INSTRUCTION 1: In the account of the team's Christmas outing below, what provider did the team find for their winter adventure?
* * *
Just about everyone who knows me would say that I'm a bit unusual. My friends and family would go one stage further I think!

But I need to start at the beginning...

Faced with the usual dilemma of where to go for Christmas lunch, I asked the team. We had had a tremendous offer of joining one of our clients for a Mediaeval Banquet because they were doing something different this year - you could dress up in mediaeval style clothes or go "as you are" - seemed like a great opportunity for some bonding (not bondage) and have excellent fun at the same time. The other alternatives were to join another of our clients in Invernesshire for some time in the great outdoors or to go traditional and have the usual "turkey" lunch at a ridiculously overpriced venue. Or anything else they could think of. The outdoors option was most popular and that's what we did. There was no snow then.

We decided to turn it into a Christmas adventure day and then discovered that winter is not REALLY a time for outdoor adventures unless it's Nordic Skiing (which is not really that adventurous - just hard work). However with some perseverance we found a provider - Full on Adventure

It sounded great in the blurb:

"Drift through beautiful and ancient Rothiemurchus pine forests, with stunning mountain views of the Cairngorms, surrounded by wildlife before running the fun natural water shoots and rapids"

I didn't see the next bit...

"For adult adventure seeking groups and other adrenaline junkies, pre-book a special trip to our special adventure tubing white water run"

As the days went on and the event got closer, fear began to set in: temperatures plummeted, snow was forecast and actually fell. Everyone we spoke to said - "In December, in Scotland? You must be mad". Even the team were starting to wonder if it was a good idea especially as others were creating doubt in our minds.

The day arrived: snow was falling furiously as we drove to the meeting point, and when we got there. The leader (who clearly thought we were mad) asked - again as it turned out - are we sure we wanted to go ahead?


Absolutely. And we headed for the river. It was too late to back out now. As we struggled into wetsuits beside the cars in the snow [we had to pretty much take all our clothes off and then get our swimming costumes on underneath first of all], it was clear that madness had become the norm.

And then after a brisk walk through the woods for 1.5km carrying our tubes through the snow and the mud, we launched ourselves into the water. Not the slightest bit cold. And one and a half hours later we emerged at the car park, wet, tubes in hand and ready to start all over again. We all fell in at one point or other and some took it to extremes and fell in at each stage of the trip and had many close encounters with large boulders but we were 100% safe at every turn, drop and splash.
* * *
INSTRUCTION 2: Quote everything in the records from the line containing "264, 253, 288]" down to the line containing "333, 668, 351]", both of those lines included.

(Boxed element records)
* * *
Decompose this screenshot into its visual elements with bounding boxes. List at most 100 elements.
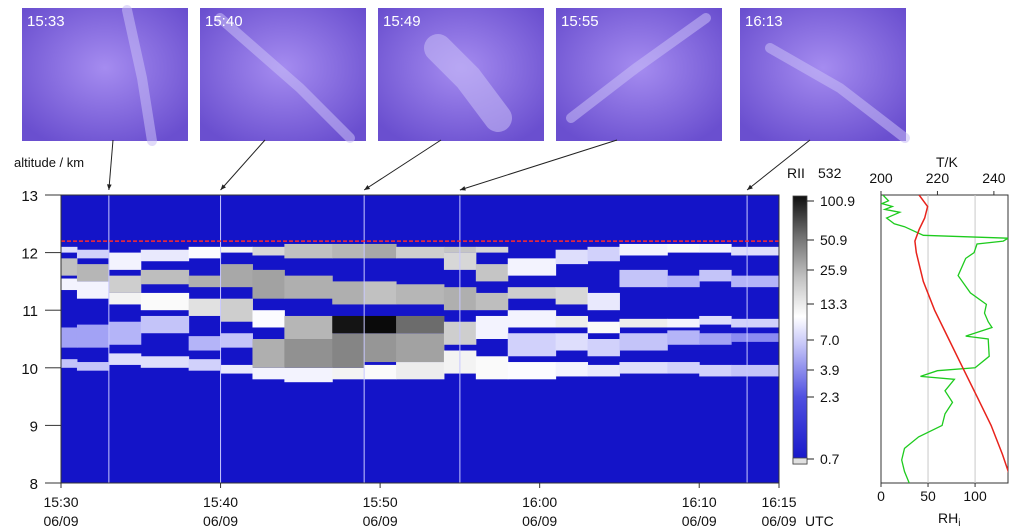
heatmap-cell	[220, 264, 253, 288]
heatmap-cell	[140, 315, 190, 334]
x-tick-date: 06/09	[761, 513, 796, 529]
heatmap-cell	[140, 249, 190, 262]
heatmap-cell	[332, 315, 365, 334]
heatmap-cell	[220, 333, 253, 348]
heatmap-cell	[507, 287, 557, 299]
photo-time-label: 15:40	[205, 13, 243, 30]
contrail-photo: 15:40	[200, 8, 366, 143]
colorbar-tick-label: 13.3	[820, 296, 847, 312]
colorbar-label: RII	[787, 165, 805, 181]
photo-time-label: 15:55	[561, 13, 599, 30]
y-tick-label: 12	[21, 246, 38, 263]
heatmap-cell	[619, 333, 668, 351]
contrail-streak	[215, 13, 355, 143]
bottom-tick-label: 0	[877, 488, 885, 504]
photo-arrow-head	[220, 184, 226, 190]
y-tick-label: 10	[21, 361, 38, 378]
heatmap-cell	[667, 318, 700, 328]
heatmap-cell	[284, 339, 333, 368]
colorbar-wavelength: 532	[818, 165, 842, 181]
contrail-photo-strip: 15:33 15:40 15:49 15:55 16:13	[22, 5, 910, 146]
x-tick-time: 15:30	[43, 494, 78, 510]
heatmap-cell	[140, 292, 190, 311]
heatmap-cell	[364, 364, 397, 380]
y-tick-label: 8	[30, 476, 38, 493]
heatmap-cell	[188, 246, 222, 259]
heatmap-cell	[699, 333, 732, 345]
heatmap-cell	[76, 249, 110, 259]
heatmap-cell	[61, 359, 78, 368]
heatmap-cell	[284, 275, 333, 299]
profile-gridlines	[927, 195, 976, 483]
heatmap-cell	[699, 364, 732, 377]
heatmap-cell	[396, 333, 445, 363]
photo-time-gridlines	[108, 195, 748, 483]
photo-time-label: 16:13	[745, 13, 783, 30]
heatmap-cell	[140, 356, 190, 368]
heatmap-cell	[76, 324, 110, 348]
x-tick-time: 15:40	[203, 494, 238, 510]
heatmap-cell	[220, 364, 253, 374]
heatmap-cell	[332, 333, 365, 368]
heatmap-cell	[188, 298, 222, 316]
top-tick-label: 220	[926, 170, 950, 186]
heatmap-cell	[555, 315, 589, 328]
heatmap-cell	[555, 287, 589, 305]
heatmap-cell	[396, 284, 445, 305]
photo-arrow-shaft	[108, 139, 114, 191]
colorbar: RII 532 100.9 50.9 25.9 13.3 7.0 3.9 2.3 0.7	[787, 165, 855, 467]
heatmap-cell	[332, 243, 365, 259]
x-tick-date: 06/09	[203, 513, 238, 529]
colorbar-tick-label: 50.9	[820, 232, 847, 248]
heatmap-cell	[61, 258, 78, 276]
heatmap-cell	[667, 330, 700, 345]
y-tick-label: 13	[21, 188, 38, 205]
colorbar-tick-label: 100.9	[820, 193, 855, 209]
heatmap-cell	[108, 321, 142, 345]
photo-arrow-shaft	[220, 139, 266, 191]
rhi-profile-line	[881, 195, 1008, 483]
heatmap-cell	[699, 269, 732, 282]
heatmap-cell	[507, 362, 557, 380]
contrail-photo: 15:33	[22, 5, 188, 146]
photo-arrow-head	[106, 184, 112, 190]
y-tick-label: 9	[30, 418, 38, 435]
heatmap-cell	[284, 367, 333, 383]
heatmap-cell	[364, 243, 397, 259]
colorbar-tick-label: 7.0	[820, 332, 840, 348]
heatmap-cell	[475, 246, 509, 253]
heatmap-cell	[108, 292, 142, 305]
bottom-axis-label-main: RH	[938, 510, 958, 526]
heatmap-panel	[60, 194, 780, 484]
heatmap-cell	[475, 292, 509, 311]
x-axis-ticks: 15:30 06/09 15:40 06/09 15:50 06/09 16:00 06/09…	[43, 483, 797, 529]
heatmap-cell	[555, 333, 589, 351]
heatmap-cell	[507, 258, 557, 276]
photo-time-label: 15:33	[27, 13, 65, 30]
heatmap-cell	[619, 362, 668, 374]
heatmap-cell	[364, 333, 397, 363]
temperature-profile-line	[914, 195, 1008, 473]
heatmap-cell	[108, 275, 142, 293]
contrail-streak	[424, 34, 512, 132]
heatmap-cell	[587, 292, 620, 311]
y-tick-label: 11	[22, 303, 38, 320]
bottom-axis-ticks: 0 50 100	[877, 483, 987, 504]
heatmap-cell	[555, 362, 589, 377]
heatmap-cell	[667, 275, 700, 288]
photo-arrow-shaft	[746, 139, 811, 191]
heatmap-cell	[332, 281, 365, 305]
colorbar-ticks: 100.9 50.9 25.9 13.3 7.0 3.9 2.3 0.7	[807, 193, 855, 467]
heatmap-cell	[284, 243, 333, 259]
heatmap-cell	[587, 364, 620, 377]
heatmap-cell	[76, 264, 110, 282]
y-axis-ticks: 8 9 10 11 12 13	[21, 188, 61, 493]
heatmap-cell	[364, 281, 397, 305]
heatmap-frame	[60, 194, 780, 484]
bottom-tick-label: 50	[920, 488, 936, 504]
heatmap-cell	[76, 281, 110, 299]
heatmap-cell	[731, 333, 779, 342]
bottom-tick-label: 100	[963, 488, 987, 504]
photo-arrow-shaft	[363, 139, 442, 191]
* * *
RIGHT ANSWER 1: Full on Adventure

RIGHT ANSWER 2:
heatmap-cell	[220, 264, 253, 288]
heatmap-cell	[140, 315, 190, 334]
x-tick-date: 06/09	[761, 513, 796, 529]
heatmap-cell	[140, 249, 190, 262]
heatmap-cell	[332, 315, 365, 334]
heatmap-cell	[220, 333, 253, 348]
heatmap-cell	[507, 287, 557, 299]
photo-time-label: 15:40	[205, 13, 243, 30]
contrail-photo: 15:40	[200, 8, 366, 143]
colorbar-tick-label: 13.3	[820, 296, 847, 312]
colorbar-label: RII	[787, 165, 805, 181]
photo-time-label: 15:55	[561, 13, 599, 30]
y-tick-label: 12	[21, 246, 38, 263]
heatmap-cell	[619, 333, 668, 351]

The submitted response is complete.